> About this exercise
Copy every record word for word. Pictures are not part of the copy.

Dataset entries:
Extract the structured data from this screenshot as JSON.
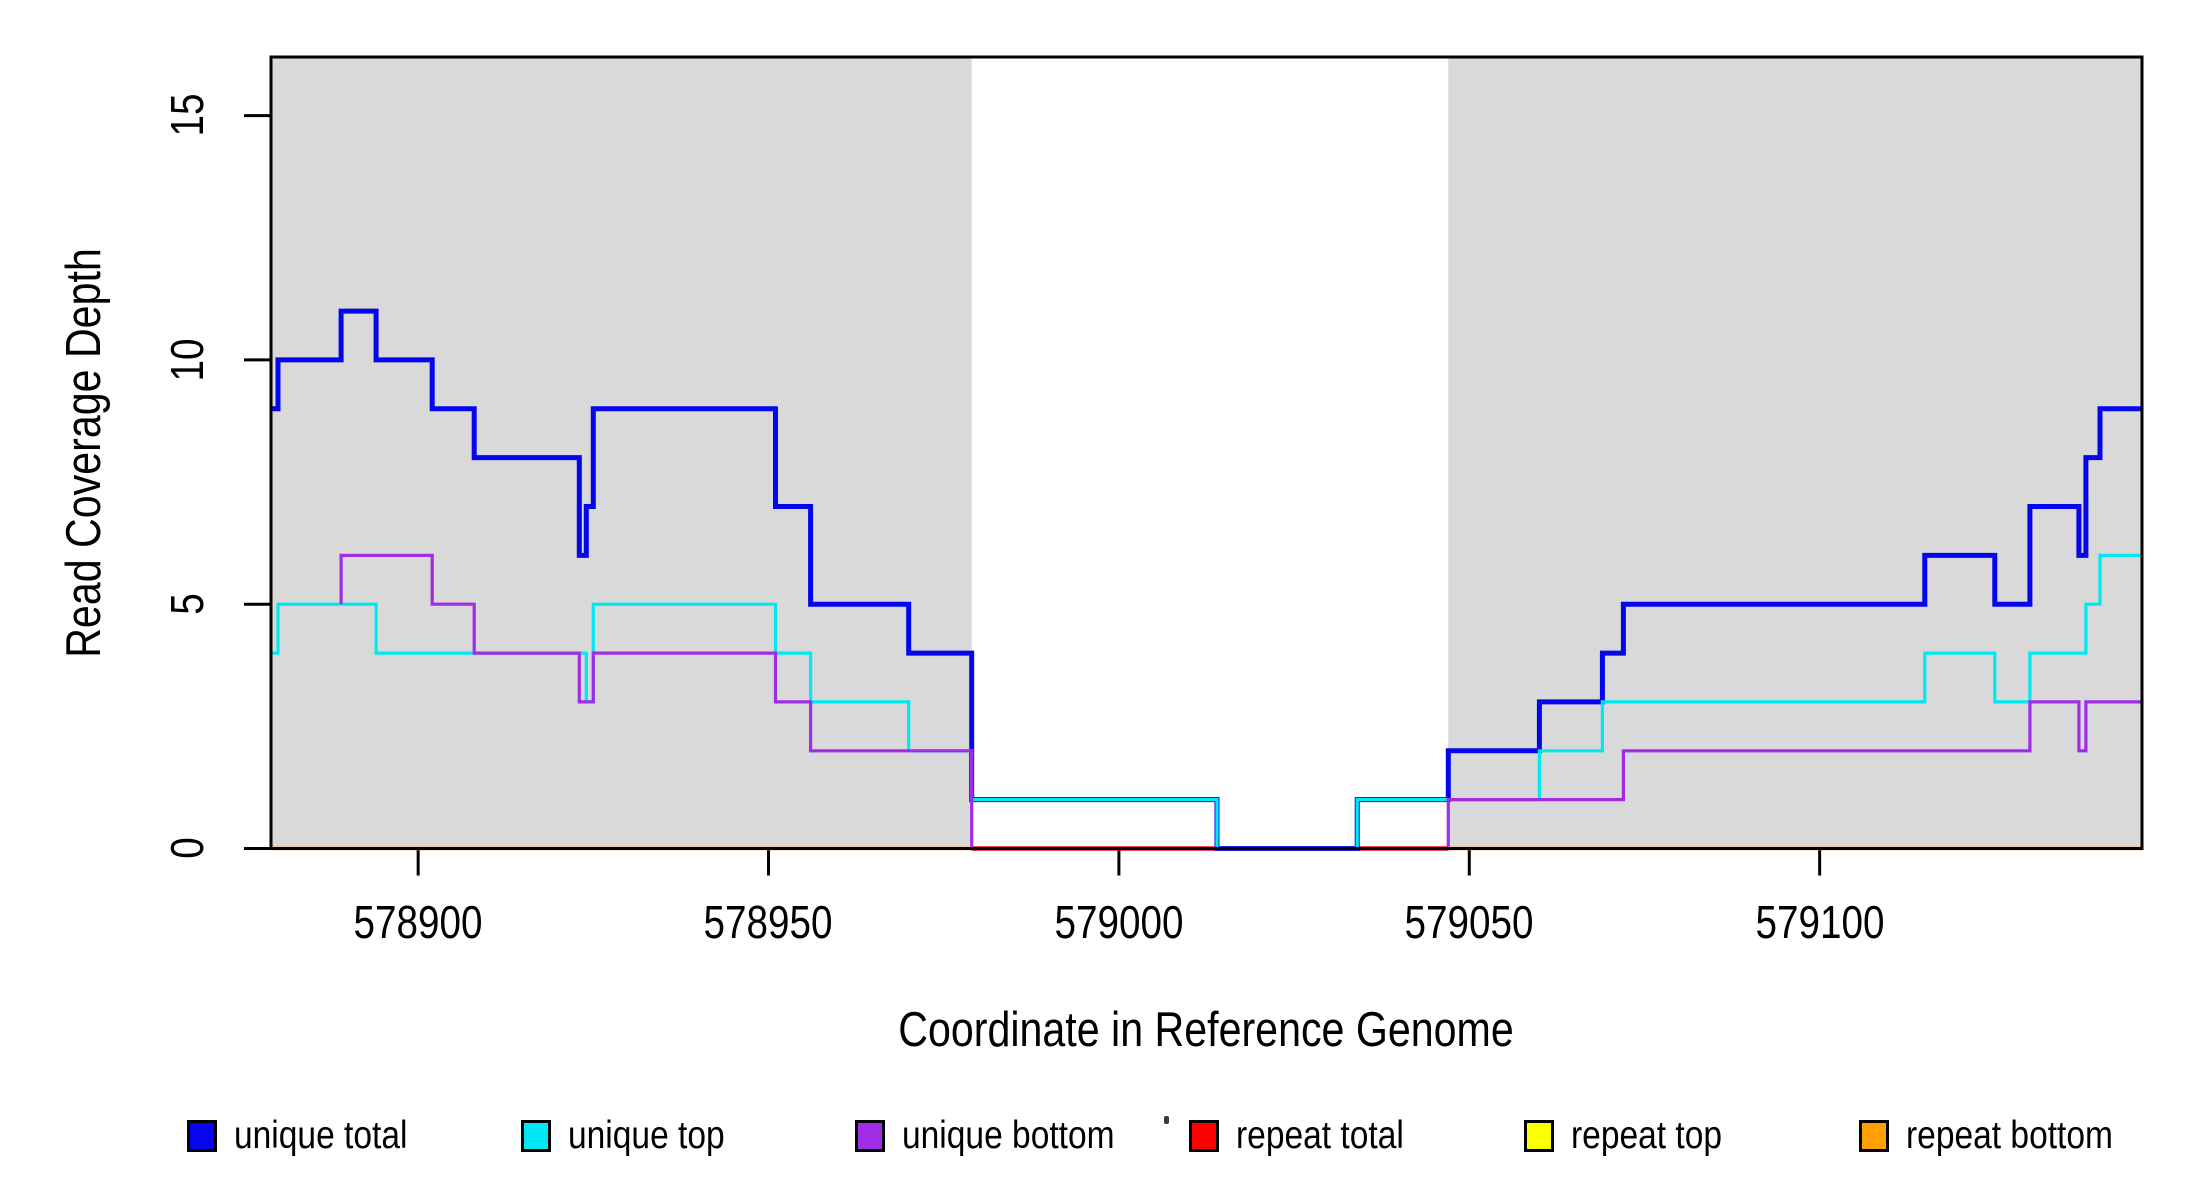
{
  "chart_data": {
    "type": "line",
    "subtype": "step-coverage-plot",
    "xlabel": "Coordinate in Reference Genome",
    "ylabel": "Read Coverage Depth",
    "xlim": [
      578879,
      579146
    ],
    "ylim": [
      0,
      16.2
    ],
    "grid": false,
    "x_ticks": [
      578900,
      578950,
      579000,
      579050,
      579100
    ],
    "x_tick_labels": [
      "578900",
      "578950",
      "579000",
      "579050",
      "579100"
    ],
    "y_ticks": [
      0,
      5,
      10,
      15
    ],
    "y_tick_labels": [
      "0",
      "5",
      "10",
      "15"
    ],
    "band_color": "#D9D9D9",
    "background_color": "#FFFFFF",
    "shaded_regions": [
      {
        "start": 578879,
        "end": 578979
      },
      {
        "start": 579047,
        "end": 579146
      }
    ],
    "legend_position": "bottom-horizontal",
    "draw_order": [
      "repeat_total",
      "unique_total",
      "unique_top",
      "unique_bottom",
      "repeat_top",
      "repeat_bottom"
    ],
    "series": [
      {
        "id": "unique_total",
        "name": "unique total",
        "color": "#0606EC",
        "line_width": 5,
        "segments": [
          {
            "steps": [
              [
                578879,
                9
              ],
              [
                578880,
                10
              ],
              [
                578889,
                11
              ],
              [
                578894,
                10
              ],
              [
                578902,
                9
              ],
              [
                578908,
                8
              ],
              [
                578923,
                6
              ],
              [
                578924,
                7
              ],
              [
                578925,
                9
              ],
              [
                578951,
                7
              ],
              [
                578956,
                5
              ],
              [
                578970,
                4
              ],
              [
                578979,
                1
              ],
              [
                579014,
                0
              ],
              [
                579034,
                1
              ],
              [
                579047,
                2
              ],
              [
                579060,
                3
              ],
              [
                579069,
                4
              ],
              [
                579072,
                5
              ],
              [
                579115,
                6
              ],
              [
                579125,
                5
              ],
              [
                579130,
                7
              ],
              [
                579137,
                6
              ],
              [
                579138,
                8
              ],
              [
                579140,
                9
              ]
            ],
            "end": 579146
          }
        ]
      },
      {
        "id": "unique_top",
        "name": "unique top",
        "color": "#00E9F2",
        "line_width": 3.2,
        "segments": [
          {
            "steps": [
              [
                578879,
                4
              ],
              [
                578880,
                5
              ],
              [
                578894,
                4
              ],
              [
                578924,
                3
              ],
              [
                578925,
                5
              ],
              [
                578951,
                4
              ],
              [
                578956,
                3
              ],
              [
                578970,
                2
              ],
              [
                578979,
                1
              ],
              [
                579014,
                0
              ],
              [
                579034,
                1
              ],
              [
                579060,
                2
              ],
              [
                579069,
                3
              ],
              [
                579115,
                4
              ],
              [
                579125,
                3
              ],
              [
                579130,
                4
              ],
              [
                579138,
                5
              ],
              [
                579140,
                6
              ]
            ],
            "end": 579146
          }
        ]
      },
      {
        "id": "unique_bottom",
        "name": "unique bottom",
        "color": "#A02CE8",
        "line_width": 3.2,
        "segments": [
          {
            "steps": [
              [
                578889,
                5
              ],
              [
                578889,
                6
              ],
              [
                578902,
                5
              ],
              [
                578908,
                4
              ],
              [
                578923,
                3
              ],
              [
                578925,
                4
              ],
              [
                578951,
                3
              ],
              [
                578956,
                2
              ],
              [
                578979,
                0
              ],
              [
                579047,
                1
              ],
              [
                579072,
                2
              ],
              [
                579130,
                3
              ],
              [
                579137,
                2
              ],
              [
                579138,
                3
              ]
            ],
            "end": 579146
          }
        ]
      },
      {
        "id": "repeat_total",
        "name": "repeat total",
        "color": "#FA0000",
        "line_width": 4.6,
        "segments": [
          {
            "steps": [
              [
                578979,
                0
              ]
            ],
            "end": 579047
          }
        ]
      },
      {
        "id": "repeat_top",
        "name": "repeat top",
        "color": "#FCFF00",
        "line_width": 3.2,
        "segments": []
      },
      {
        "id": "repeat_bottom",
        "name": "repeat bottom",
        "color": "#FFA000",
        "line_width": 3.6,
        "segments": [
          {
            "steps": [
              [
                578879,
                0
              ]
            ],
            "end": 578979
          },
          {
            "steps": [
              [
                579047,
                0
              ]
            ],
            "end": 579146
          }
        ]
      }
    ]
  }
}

> Answer to the exercise
Extract the structured data from this screenshot as JSON.
{
  "chart_data": {
    "type": "line",
    "subtype": "step-coverage-plot",
    "xlabel": "Coordinate in Reference Genome",
    "ylabel": "Read Coverage Depth",
    "xlim": [
      578879,
      579146
    ],
    "ylim": [
      0,
      16.2
    ],
    "grid": false,
    "x_ticks": [
      578900,
      578950,
      579000,
      579050,
      579100
    ],
    "x_tick_labels": [
      "578900",
      "578950",
      "579000",
      "579050",
      "579100"
    ],
    "y_ticks": [
      0,
      5,
      10,
      15
    ],
    "y_tick_labels": [
      "0",
      "5",
      "10",
      "15"
    ],
    "band_color": "#D9D9D9",
    "background_color": "#FFFFFF",
    "shaded_regions": [
      {
        "start": 578879,
        "end": 578979
      },
      {
        "start": 579047,
        "end": 579146
      }
    ],
    "legend_position": "bottom-horizontal",
    "draw_order": [
      "repeat_total",
      "unique_total",
      "unique_top",
      "unique_bottom",
      "repeat_top",
      "repeat_bottom"
    ],
    "series": [
      {
        "id": "unique_total",
        "name": "unique total",
        "color": "#0606EC",
        "line_width": 5,
        "segments": [
          {
            "steps": [
              [
                578879,
                9
              ],
              [
                578880,
                10
              ],
              [
                578889,
                11
              ],
              [
                578894,
                10
              ],
              [
                578902,
                9
              ],
              [
                578908,
                8
              ],
              [
                578923,
                6
              ],
              [
                578924,
                7
              ],
              [
                578925,
                9
              ],
              [
                578951,
                7
              ],
              [
                578956,
                5
              ],
              [
                578970,
                4
              ],
              [
                578979,
                1
              ],
              [
                579014,
                0
              ],
              [
                579034,
                1
              ],
              [
                579047,
                2
              ],
              [
                579060,
                3
              ],
              [
                579069,
                4
              ],
              [
                579072,
                5
              ],
              [
                579115,
                6
              ],
              [
                579125,
                5
              ],
              [
                579130,
                7
              ],
              [
                579137,
                6
              ],
              [
                579138,
                8
              ],
              [
                579140,
                9
              ]
            ],
            "end": 579146
          }
        ]
      },
      {
        "id": "unique_top",
        "name": "unique top",
        "color": "#00E9F2",
        "line_width": 3.2,
        "segments": [
          {
            "steps": [
              [
                578879,
                4
              ],
              [
                578880,
                5
              ],
              [
                578894,
                4
              ],
              [
                578924,
                3
              ],
              [
                578925,
                5
              ],
              [
                578951,
                4
              ],
              [
                578956,
                3
              ],
              [
                578970,
                2
              ],
              [
                578979,
                1
              ],
              [
                579014,
                0
              ],
              [
                579034,
                1
              ],
              [
                579060,
                2
              ],
              [
                579069,
                3
              ],
              [
                579115,
                4
              ],
              [
                579125,
                3
              ],
              [
                579130,
                4
              ],
              [
                579138,
                5
              ],
              [
                579140,
                6
              ]
            ],
            "end": 579146
          }
        ]
      },
      {
        "id": "unique_bottom",
        "name": "unique bottom",
        "color": "#A02CE8",
        "line_width": 3.2,
        "segments": [
          {
            "steps": [
              [
                578889,
                5
              ],
              [
                578889,
                6
              ],
              [
                578902,
                5
              ],
              [
                578908,
                4
              ],
              [
                578923,
                3
              ],
              [
                578925,
                4
              ],
              [
                578951,
                3
              ],
              [
                578956,
                2
              ],
              [
                578979,
                0
              ],
              [
                579047,
                1
              ],
              [
                579072,
                2
              ],
              [
                579130,
                3
              ],
              [
                579137,
                2
              ],
              [
                579138,
                3
              ]
            ],
            "end": 579146
          }
        ]
      },
      {
        "id": "repeat_total",
        "name": "repeat total",
        "color": "#FA0000",
        "line_width": 4.6,
        "segments": [
          {
            "steps": [
              [
                578979,
                0
              ]
            ],
            "end": 579047
          }
        ]
      },
      {
        "id": "repeat_top",
        "name": "repeat top",
        "color": "#FCFF00",
        "line_width": 3.2,
        "segments": []
      },
      {
        "id": "repeat_bottom",
        "name": "repeat bottom",
        "color": "#FFA000",
        "line_width": 3.6,
        "segments": [
          {
            "steps": [
              [
                578879,
                0
              ]
            ],
            "end": 578979
          },
          {
            "steps": [
              [
                579047,
                0
              ]
            ],
            "end": 579146
          }
        ]
      }
    ]
  }
}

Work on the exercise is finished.